## What to produce
Turn the entries below into a numbered list, leaving out any blank lines.

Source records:
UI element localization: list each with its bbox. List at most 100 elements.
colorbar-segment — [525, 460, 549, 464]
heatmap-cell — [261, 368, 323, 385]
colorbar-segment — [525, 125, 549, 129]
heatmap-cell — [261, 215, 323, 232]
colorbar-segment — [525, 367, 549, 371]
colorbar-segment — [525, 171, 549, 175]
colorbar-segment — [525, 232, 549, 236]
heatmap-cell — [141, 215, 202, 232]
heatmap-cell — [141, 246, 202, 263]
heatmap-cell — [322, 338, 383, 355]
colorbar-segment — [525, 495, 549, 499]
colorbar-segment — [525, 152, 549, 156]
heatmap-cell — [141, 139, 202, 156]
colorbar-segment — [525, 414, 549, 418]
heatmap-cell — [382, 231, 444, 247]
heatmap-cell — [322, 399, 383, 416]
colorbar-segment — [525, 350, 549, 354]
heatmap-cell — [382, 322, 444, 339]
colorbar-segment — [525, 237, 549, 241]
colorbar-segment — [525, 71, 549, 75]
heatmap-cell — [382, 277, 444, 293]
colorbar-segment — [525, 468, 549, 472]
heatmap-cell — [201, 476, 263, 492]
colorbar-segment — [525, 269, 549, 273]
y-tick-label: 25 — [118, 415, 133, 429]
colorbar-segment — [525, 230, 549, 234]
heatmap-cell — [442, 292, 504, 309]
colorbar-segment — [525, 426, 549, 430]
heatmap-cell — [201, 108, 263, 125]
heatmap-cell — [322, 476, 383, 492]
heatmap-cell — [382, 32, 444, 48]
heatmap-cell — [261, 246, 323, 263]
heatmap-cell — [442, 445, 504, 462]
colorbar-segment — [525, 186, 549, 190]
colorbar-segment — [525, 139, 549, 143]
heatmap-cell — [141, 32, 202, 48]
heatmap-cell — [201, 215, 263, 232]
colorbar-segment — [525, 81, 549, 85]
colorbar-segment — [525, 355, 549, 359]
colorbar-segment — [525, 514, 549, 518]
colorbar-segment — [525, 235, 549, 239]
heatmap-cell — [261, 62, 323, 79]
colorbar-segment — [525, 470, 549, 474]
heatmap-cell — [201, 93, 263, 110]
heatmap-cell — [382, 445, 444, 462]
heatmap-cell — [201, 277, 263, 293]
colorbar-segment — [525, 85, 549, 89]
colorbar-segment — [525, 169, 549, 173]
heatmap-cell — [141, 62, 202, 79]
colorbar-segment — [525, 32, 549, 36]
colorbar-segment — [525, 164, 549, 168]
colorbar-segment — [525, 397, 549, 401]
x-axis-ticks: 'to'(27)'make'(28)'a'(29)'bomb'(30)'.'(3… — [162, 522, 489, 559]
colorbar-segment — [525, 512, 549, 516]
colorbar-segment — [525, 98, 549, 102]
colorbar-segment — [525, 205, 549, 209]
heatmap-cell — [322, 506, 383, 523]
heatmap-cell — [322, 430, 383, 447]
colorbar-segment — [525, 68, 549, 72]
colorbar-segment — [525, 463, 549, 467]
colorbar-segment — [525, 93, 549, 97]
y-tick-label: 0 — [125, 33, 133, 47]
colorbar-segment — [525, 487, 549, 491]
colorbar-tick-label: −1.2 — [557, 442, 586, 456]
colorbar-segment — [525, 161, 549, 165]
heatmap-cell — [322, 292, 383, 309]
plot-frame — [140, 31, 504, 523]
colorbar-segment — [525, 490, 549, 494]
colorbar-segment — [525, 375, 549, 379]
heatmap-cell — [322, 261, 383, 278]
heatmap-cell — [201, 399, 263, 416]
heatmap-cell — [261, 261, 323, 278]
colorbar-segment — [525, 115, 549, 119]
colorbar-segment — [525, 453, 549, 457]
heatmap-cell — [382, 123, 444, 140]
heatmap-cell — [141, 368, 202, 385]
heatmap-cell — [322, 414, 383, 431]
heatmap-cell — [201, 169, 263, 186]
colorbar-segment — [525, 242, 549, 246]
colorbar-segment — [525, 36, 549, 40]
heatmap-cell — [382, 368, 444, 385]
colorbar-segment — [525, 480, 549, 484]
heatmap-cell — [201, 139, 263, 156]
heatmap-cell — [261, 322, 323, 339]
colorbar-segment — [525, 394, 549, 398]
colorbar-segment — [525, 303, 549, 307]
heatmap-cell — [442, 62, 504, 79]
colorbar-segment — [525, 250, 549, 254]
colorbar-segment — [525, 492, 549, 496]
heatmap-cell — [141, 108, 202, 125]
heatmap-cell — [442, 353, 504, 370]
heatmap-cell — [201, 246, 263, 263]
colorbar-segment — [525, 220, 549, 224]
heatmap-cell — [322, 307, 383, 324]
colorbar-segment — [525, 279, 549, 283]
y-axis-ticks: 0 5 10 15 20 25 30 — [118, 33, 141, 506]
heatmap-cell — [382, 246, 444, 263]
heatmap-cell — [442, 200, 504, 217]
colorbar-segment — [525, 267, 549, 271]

## Solution for this exercise
1. UI element localization: list each with its bbox. List at most 100 elements.
2. colorbar-segment — [525, 460, 549, 464]
3. heatmap-cell — [261, 368, 323, 385]
4. colorbar-segment — [525, 125, 549, 129]
5. heatmap-cell — [261, 215, 323, 232]
6. colorbar-segment — [525, 367, 549, 371]
7. colorbar-segment — [525, 171, 549, 175]
8. colorbar-segment — [525, 232, 549, 236]
9. heatmap-cell — [141, 215, 202, 232]
10. heatmap-cell — [141, 246, 202, 263]
11. heatmap-cell — [322, 338, 383, 355]
12. colorbar-segment — [525, 495, 549, 499]
13. colorbar-segment — [525, 152, 549, 156]
14. heatmap-cell — [141, 139, 202, 156]
15. colorbar-segment — [525, 414, 549, 418]
16. heatmap-cell — [382, 231, 444, 247]
17. heatmap-cell — [322, 399, 383, 416]
18. colorbar-segment — [525, 350, 549, 354]
19. heatmap-cell — [382, 322, 444, 339]
20. colorbar-segment — [525, 237, 549, 241]
21. colorbar-segment — [525, 71, 549, 75]
22. heatmap-cell — [382, 277, 444, 293]
23. colorbar-segment — [525, 468, 549, 472]
24. heatmap-cell — [201, 476, 263, 492]
25. colorbar-segment — [525, 269, 549, 273]
26. y-tick-label: 25 — [118, 415, 133, 429]
27. colorbar-segment — [525, 230, 549, 234]
28. heatmap-cell — [442, 292, 504, 309]
29. colorbar-segment — [525, 426, 549, 430]
30. heatmap-cell — [201, 108, 263, 125]
31. heatmap-cell — [322, 476, 383, 492]
32. heatmap-cell — [382, 32, 444, 48]
33. heatmap-cell — [261, 246, 323, 263]
34. heatmap-cell — [442, 445, 504, 462]
35. colorbar-segment — [525, 186, 549, 190]
36. colorbar-segment — [525, 139, 549, 143]
37. heatmap-cell — [141, 32, 202, 48]
38. heatmap-cell — [201, 215, 263, 232]
39. colorbar-segment — [525, 81, 549, 85]
40. colorbar-segment — [525, 355, 549, 359]
41. colorbar-segment — [525, 514, 549, 518]
42. colorbar-segment — [525, 235, 549, 239]
43. heatmap-cell — [261, 62, 323, 79]
44. colorbar-segment — [525, 470, 549, 474]
45. heatmap-cell — [201, 93, 263, 110]
46. heatmap-cell — [382, 445, 444, 462]
47. heatmap-cell — [201, 277, 263, 293]
48. colorbar-segment — [525, 85, 549, 89]
49. colorbar-segment — [525, 169, 549, 173]
50. heatmap-cell — [141, 62, 202, 79]
51. colorbar-segment — [525, 32, 549, 36]
52. colorbar-segment — [525, 164, 549, 168]
53. colorbar-segment — [525, 397, 549, 401]
54. x-axis-ticks: 'to'(27)'make'(28)'a'(29)'bomb'(30)'.'(3… — [162, 522, 489, 559]
55. colorbar-segment — [525, 512, 549, 516]
56. colorbar-segment — [525, 98, 549, 102]
57. colorbar-segment — [525, 205, 549, 209]
58. heatmap-cell — [322, 506, 383, 523]
59. heatmap-cell — [322, 430, 383, 447]
60. colorbar-segment — [525, 68, 549, 72]
61. colorbar-segment — [525, 463, 549, 467]
62. colorbar-segment — [525, 93, 549, 97]
63. y-tick-label: 0 — [125, 33, 133, 47]
64. colorbar-segment — [525, 487, 549, 491]
65. colorbar-tick-label: −1.2 — [557, 442, 586, 456]
66. colorbar-segment — [525, 161, 549, 165]
67. heatmap-cell — [322, 292, 383, 309]
68. plot-frame — [140, 31, 504, 523]
69. colorbar-segment — [525, 490, 549, 494]
70. colorbar-segment — [525, 375, 549, 379]
71. heatmap-cell — [322, 261, 383, 278]
72. heatmap-cell — [201, 399, 263, 416]
73. heatmap-cell — [261, 261, 323, 278]
74. colorbar-segment — [525, 115, 549, 119]
75. colorbar-segment — [525, 453, 549, 457]
76. heatmap-cell — [382, 123, 444, 140]
77. heatmap-cell — [141, 368, 202, 385]
78. heatmap-cell — [322, 414, 383, 431]
79. heatmap-cell — [201, 169, 263, 186]
80. colorbar-segment — [525, 242, 549, 246]
81. colorbar-segment — [525, 36, 549, 40]
82. heatmap-cell — [382, 368, 444, 385]
83. colorbar-segment — [525, 480, 549, 484]
84. heatmap-cell — [201, 139, 263, 156]
85. heatmap-cell — [261, 322, 323, 339]
86. colorbar-segment — [525, 394, 549, 398]
87. colorbar-segment — [525, 303, 549, 307]
88. heatmap-cell — [442, 62, 504, 79]
89. colorbar-segment — [525, 250, 549, 254]
90. colorbar-segment — [525, 492, 549, 496]
91. heatmap-cell — [141, 108, 202, 125]
92. heatmap-cell — [442, 353, 504, 370]
93. heatmap-cell — [201, 246, 263, 263]
94. colorbar-segment — [525, 220, 549, 224]
95. heatmap-cell — [322, 307, 383, 324]
96. colorbar-segment — [525, 279, 549, 283]
97. y-axis-ticks: 0 5 10 15 20 25 30 — [118, 33, 141, 506]
98. heatmap-cell — [382, 246, 444, 263]
99. heatmap-cell — [442, 200, 504, 217]
100. colorbar-segment — [525, 267, 549, 271]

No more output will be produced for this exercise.